## start Task material

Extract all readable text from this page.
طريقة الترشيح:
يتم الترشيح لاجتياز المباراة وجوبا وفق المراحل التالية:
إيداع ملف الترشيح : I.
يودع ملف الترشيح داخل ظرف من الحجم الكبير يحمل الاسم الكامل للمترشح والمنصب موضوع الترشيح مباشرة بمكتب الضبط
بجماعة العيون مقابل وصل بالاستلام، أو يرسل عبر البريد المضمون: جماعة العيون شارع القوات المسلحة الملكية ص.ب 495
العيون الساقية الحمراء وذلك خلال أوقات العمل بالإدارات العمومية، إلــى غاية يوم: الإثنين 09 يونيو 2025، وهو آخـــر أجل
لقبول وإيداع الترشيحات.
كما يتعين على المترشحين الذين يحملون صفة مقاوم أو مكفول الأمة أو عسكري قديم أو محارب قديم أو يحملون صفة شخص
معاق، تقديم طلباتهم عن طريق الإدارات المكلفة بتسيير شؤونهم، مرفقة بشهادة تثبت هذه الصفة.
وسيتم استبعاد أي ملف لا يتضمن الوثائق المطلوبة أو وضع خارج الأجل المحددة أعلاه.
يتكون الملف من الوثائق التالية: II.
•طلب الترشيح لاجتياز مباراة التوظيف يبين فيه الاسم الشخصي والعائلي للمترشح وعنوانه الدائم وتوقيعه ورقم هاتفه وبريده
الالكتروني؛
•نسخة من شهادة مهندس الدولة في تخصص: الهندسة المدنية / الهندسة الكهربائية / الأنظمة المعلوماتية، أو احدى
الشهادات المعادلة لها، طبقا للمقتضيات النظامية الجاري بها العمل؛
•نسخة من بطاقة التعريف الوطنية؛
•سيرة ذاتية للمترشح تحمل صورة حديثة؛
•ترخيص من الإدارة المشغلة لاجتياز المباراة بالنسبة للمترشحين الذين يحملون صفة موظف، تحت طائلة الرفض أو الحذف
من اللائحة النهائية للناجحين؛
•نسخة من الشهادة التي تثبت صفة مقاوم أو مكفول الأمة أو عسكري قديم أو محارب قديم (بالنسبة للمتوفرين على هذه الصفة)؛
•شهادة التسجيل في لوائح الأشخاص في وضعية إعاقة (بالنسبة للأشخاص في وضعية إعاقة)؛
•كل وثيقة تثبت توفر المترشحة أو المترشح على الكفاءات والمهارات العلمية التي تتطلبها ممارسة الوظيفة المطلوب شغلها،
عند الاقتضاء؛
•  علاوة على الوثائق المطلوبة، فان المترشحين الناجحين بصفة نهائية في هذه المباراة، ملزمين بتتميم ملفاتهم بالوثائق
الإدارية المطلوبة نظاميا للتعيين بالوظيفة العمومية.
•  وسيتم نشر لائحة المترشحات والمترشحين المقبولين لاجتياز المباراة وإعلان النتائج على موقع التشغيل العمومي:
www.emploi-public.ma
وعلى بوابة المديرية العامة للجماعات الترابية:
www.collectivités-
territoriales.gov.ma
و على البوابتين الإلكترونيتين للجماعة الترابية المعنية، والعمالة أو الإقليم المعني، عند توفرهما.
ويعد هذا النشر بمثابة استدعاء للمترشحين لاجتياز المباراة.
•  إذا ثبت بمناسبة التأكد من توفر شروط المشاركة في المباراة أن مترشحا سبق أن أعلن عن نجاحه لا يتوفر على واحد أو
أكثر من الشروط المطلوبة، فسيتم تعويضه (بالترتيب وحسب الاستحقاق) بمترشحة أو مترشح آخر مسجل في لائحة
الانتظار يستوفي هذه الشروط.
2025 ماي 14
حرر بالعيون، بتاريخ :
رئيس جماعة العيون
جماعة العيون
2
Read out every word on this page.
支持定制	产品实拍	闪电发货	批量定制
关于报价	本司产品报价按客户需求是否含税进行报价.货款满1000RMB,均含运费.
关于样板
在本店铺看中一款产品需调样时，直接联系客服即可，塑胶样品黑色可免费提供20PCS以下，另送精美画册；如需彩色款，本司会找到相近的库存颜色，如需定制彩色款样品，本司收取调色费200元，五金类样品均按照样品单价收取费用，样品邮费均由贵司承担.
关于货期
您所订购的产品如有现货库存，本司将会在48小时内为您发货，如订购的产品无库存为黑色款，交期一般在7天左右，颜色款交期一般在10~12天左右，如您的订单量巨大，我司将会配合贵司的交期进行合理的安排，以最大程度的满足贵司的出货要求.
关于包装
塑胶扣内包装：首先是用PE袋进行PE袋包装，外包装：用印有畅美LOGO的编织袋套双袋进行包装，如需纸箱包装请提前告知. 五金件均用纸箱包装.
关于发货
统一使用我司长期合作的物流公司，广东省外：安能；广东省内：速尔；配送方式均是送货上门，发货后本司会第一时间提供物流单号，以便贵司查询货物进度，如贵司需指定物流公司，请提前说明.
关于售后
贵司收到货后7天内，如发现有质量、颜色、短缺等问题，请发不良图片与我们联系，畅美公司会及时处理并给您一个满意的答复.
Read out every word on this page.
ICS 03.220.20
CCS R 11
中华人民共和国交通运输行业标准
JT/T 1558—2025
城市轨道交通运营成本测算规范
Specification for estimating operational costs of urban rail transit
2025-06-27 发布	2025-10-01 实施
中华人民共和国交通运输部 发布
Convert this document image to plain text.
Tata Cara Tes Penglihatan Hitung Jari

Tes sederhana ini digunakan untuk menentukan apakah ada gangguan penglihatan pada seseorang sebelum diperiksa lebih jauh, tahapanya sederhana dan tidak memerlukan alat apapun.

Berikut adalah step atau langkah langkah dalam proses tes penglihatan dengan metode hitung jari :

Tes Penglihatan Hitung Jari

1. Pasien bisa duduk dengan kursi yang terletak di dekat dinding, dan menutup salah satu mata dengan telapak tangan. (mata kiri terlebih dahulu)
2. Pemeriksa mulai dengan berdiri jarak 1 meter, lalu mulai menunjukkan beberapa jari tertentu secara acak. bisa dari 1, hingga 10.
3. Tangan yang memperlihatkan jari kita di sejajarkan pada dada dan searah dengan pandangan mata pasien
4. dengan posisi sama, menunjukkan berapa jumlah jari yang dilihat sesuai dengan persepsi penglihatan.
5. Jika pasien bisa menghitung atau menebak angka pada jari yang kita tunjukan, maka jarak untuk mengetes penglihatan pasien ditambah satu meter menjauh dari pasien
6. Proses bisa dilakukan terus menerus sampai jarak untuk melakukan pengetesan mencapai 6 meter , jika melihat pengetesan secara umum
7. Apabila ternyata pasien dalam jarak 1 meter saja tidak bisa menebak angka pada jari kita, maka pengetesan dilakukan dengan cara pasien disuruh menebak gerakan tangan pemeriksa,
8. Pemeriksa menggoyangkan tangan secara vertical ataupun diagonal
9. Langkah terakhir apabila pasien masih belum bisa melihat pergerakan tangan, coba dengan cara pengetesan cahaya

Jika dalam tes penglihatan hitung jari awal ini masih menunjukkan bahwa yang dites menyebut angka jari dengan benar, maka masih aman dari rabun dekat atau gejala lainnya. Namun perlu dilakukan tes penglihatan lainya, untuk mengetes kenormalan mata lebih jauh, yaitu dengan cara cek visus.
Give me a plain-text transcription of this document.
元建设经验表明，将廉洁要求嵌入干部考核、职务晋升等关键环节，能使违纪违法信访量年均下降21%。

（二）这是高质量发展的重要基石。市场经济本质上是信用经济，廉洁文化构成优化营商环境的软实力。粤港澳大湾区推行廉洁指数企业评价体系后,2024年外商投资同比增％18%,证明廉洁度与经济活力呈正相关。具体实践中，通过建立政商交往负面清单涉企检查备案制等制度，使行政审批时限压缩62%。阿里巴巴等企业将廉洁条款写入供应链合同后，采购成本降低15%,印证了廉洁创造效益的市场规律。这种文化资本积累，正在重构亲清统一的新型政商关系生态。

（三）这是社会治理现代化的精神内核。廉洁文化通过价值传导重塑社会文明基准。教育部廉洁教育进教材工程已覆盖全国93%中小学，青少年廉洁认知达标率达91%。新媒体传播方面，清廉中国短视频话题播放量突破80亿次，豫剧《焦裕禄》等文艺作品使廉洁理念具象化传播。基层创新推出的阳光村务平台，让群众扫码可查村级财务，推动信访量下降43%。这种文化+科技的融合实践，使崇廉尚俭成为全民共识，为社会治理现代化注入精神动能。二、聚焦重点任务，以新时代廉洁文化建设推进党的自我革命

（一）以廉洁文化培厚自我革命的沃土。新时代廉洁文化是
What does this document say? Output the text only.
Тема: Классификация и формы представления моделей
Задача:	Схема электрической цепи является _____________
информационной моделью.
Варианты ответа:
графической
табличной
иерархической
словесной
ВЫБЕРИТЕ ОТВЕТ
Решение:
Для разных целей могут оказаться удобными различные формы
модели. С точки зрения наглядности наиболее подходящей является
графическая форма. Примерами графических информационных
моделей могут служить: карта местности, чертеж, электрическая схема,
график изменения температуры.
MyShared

## end Task material

* Problem requirements
Search the data above for the string "menebak" and return every line that has it.

* Final result
5. Jika pasien bisa menghitung atau menebak angka pada jari yang kita tunjukan, maka jarak untuk mengetes penglihatan pasien ditambah satu meter menjauh dari pasien
7. Apabila ternyata pasien dalam jarak 1 meter saja tidak bisa menebak angka pada jari kita, maka pengetesan dilakukan dengan cara pasien disuruh menebak gerakan tangan pemeriksa,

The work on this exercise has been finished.